▶ _RECORD EXTRACTS_:

** start **

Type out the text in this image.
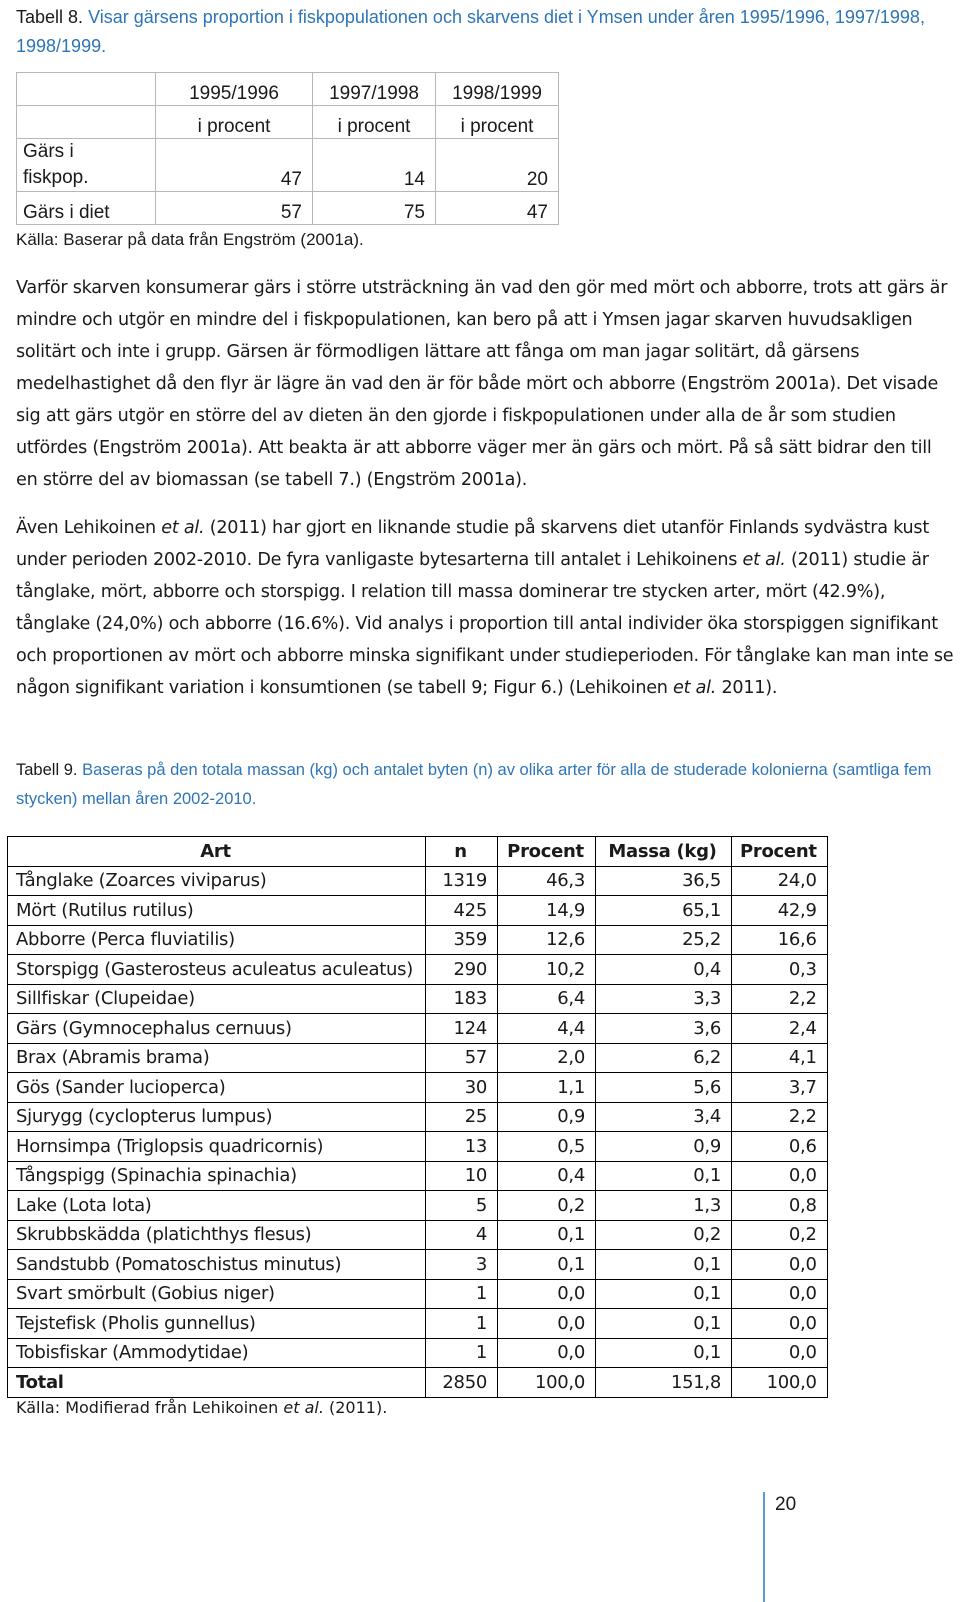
Tabell 8. Visar gärsens proportion i fiskpopulationen och skarvens diet i Ymsen under åren 1995/1996, 1997/1998, 1998/1999.
	1995/1996	1997/1998	1998/1999
	i procent	i procent	i procent

Gärs i
fiskpop.	47	14	20
Gärs i diet	57	75	47
Källa: Baserar på data från Engström (2001a).

Varför skarven konsumerar gärs i större utsträckning än vad den gör med mört och abborre, trots att gärs är mindre och utgör en mindre del i fiskpopulationen, kan bero på att i Ymsen jagar skarven huvudsakligen solitärt och inte i grupp. Gärsen är förmodligen lättare att fånga om man jagar solitärt, då gärsens medelhastighet då den flyr är lägre än vad den är för både mört och abborre (Engström 2001a). Det visade sig att gärs utgör en större del av dieten än den gjorde i fiskpopulationen under alla de år som studien utfördes (Engström 2001a). Att beakta är att abborre väger mer än gärs och mört. På så sätt bidrar den till en större del av biomassan (se tabell 7.) (Engström 2001a).

Även Lehikoinen et al. (2011) har gjort en liknande studie på skarvens diet utanför Finlands sydvästra kust under perioden 2002-2010. De fyra vanligaste bytesarterna till antalet i Lehikoinens et al. (2011) studie är tånglake, mört, abborre och storspigg. I relation till massa dominerar tre stycken arter, mört (42.9%), tånglake (24,0%) och abborre (16.6%). Vid analys i proportion till antal individer öka storspiggen signifikant och proportionen av mört och abborre minska signifikant under studieperioden. För tånglake kan man inte se någon signifikant variation i konsumtionen (se tabell 9; Figur 6.) (Lehikoinen et al. 2011).

Tabell 9. Baseras på den totala massan (kg) och antalet byten (n) av olika arter för alla de studerade kolonierna (samtliga fem stycken) mellan åren 2002-2010.
Art	n	Procent	Massa (kg)	Procent
Tånglake (Zoarces viviparus)	1319	46,3	36,5	24,0
Mört (Rutilus rutilus)	425	14,9	65,1	42,9
Abborre (Perca fluviatilis)	359	12,6	25,2	16,6
Storspigg (Gasterosteus aculeatus aculeatus)	290	10,2	0,4	0,3
Sillfiskar (Clupeidae)	183	6,4	3,3	2,2
Gärs (Gymnocephalus cernuus)	124	4,4	3,6	2,4
Brax (Abramis brama)	57	2,0	6,2	4,1
Gös (Sander lucioperca)	30	1,1	5,6	3,7
Sjurygg (cyclopterus lumpus)	25	0,9	3,4	2,2
Hornsimpa (Triglopsis quadricornis)	13	0,5	0,9	0,6
Tångspigg (Spinachia spinachia)	10	0,4	0,1	0,0
Lake (Lota lota)	5	0,2	1,3	0,8
Skrubbskädda (platichthys flesus)	4	0,1	0,2	0,2
Sandstubb (Pomatoschistus minutus)	3	0,1	0,1	0,0
Svart smörbult (Gobius niger)	1	0,0	0,1	0,0
Tejstefisk (Pholis gunnellus)	1	0,0	0,1	0,0
Tobisfiskar (Ammodytidae)	1	0,0	0,1	0,0
Total	2850	100,0	151,8	100,0
Källa: Modifierad från Lehikoinen et al. (2011).
20
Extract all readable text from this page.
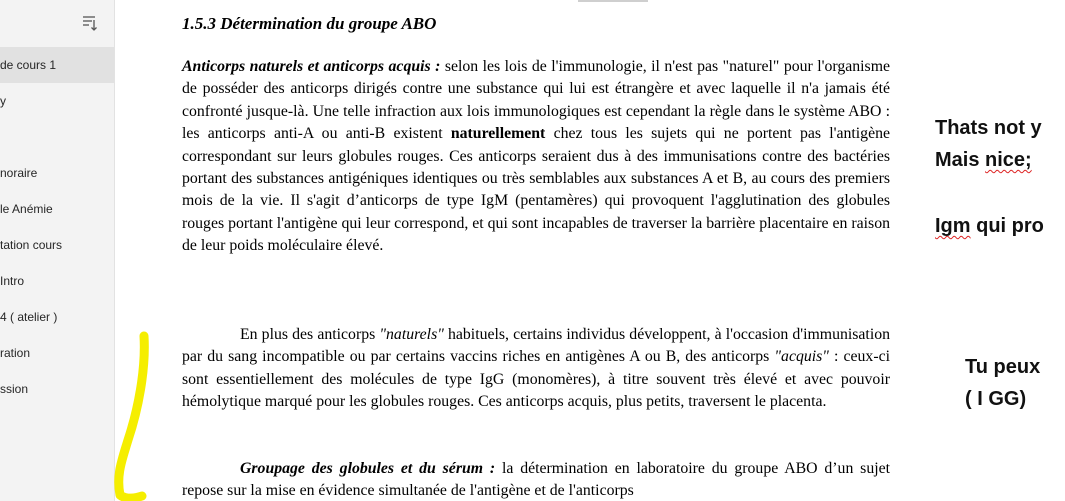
de cours 1
y
noraire
le Anémie
tation cours
Intro
4 ( atelier )
ration
ssion
1.5.3 Détermination du groupe ABO

Anticorps naturels et anticorps acquis : selon les lois de l'immunologie, il n'est pas "naturel" pour l'organisme de posséder des anticorps dirigés contre une substance qui lui est étrangère et avec laquelle il n'a jamais été confronté jusque-là. Une telle infraction aux lois immunologiques est cependant la règle dans le système ABO : les anticorps anti-A ou anti-B existent naturellement chez tous les sujets qui ne portent pas l'antigène correspondant sur leurs globules rouges. Ces anticorps seraient dus à des immunisations contre des bactéries portant des substances antigéniques identiques ou très semblables aux substances A et B, au cours des premiers mois de la vie. Il s'agit d’anticorps de type IgM (pentamères) qui provoquent l'agglutination des globules rouges portant l'antigène qui leur correspond, et qui sont incapables de traverser la barrière placentaire en raison de leur poids moléculaire élevé.

En plus des anticorps "naturels" habituels, certains individus développent, à l'occasion d'immunisation par du sang incompatible ou par certains vaccins riches en antigènes A ou B, des anticorps "acquis" : ceux-ci sont essentiellement des molécules de type IgG (monomères), à titre souvent très élevé et avec pouvoir hémolytique marqué pour les globules rouges. Ces anticorps acquis, plus petits, traversent le placenta.

Groupage des globules et du sérum : la détermination en laboratoire du groupe ABO d’un sujet repose sur la mise en évidence simultanée de l'antigène et de l'anticorps

Thats not y
Mais nice;
Igm qui pro
Tu peux
( I GG)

** end **

▶ _TASK DESCRIPTION_:
Output precisely the lines in the material above from the line containing "Extract all readable text from this page." through its last line, and omit pictures.

▶ _OUTPUT BELOW_:
Extract all readable text from this page.
de cours 1
y
noraire
le Anémie
tation cours
Intro
4 ( atelier )
ration
ssion
1.5.3 Détermination du groupe ABO

Anticorps naturels et anticorps acquis : selon les lois de l'immunologie, il n'est pas "naturel" pour l'organisme de posséder des anticorps dirigés contre une substance qui lui est étrangère et avec laquelle il n'a jamais été confronté jusque-là. Une telle infraction aux lois immunologiques est cependant la règle dans le système ABO : les anticorps anti-A ou anti-B existent naturellement chez tous les sujets qui ne portent pas l'antigène correspondant sur leurs globules rouges. Ces anticorps seraient dus à des immunisations contre des bactéries portant des substances antigéniques identiques ou très semblables aux substances A et B, au cours des premiers mois de la vie. Il s'agit d’anticorps de type IgM (pentamères) qui provoquent l'agglutination des globules rouges portant l'antigène qui leur correspond, et qui sont incapables de traverser la barrière placentaire en raison de leur poids moléculaire élevé.

En plus des anticorps "naturels" habituels, certains individus développent, à l'occasion d'immunisation par du sang incompatible ou par certains vaccins riches en antigènes A ou B, des anticorps "acquis" : ceux-ci sont essentiellement des molécules de type IgG (monomères), à titre souvent très élevé et avec pouvoir hémolytique marqué pour les globules rouges. Ces anticorps acquis, plus petits, traversent le placenta.

Groupage des globules et du sérum : la détermination en laboratoire du groupe ABO d’un sujet repose sur la mise en évidence simultanée de l'antigène et de l'anticorps

Thats not y
Mais nice;
Igm qui pro
Tu peux
( I GG)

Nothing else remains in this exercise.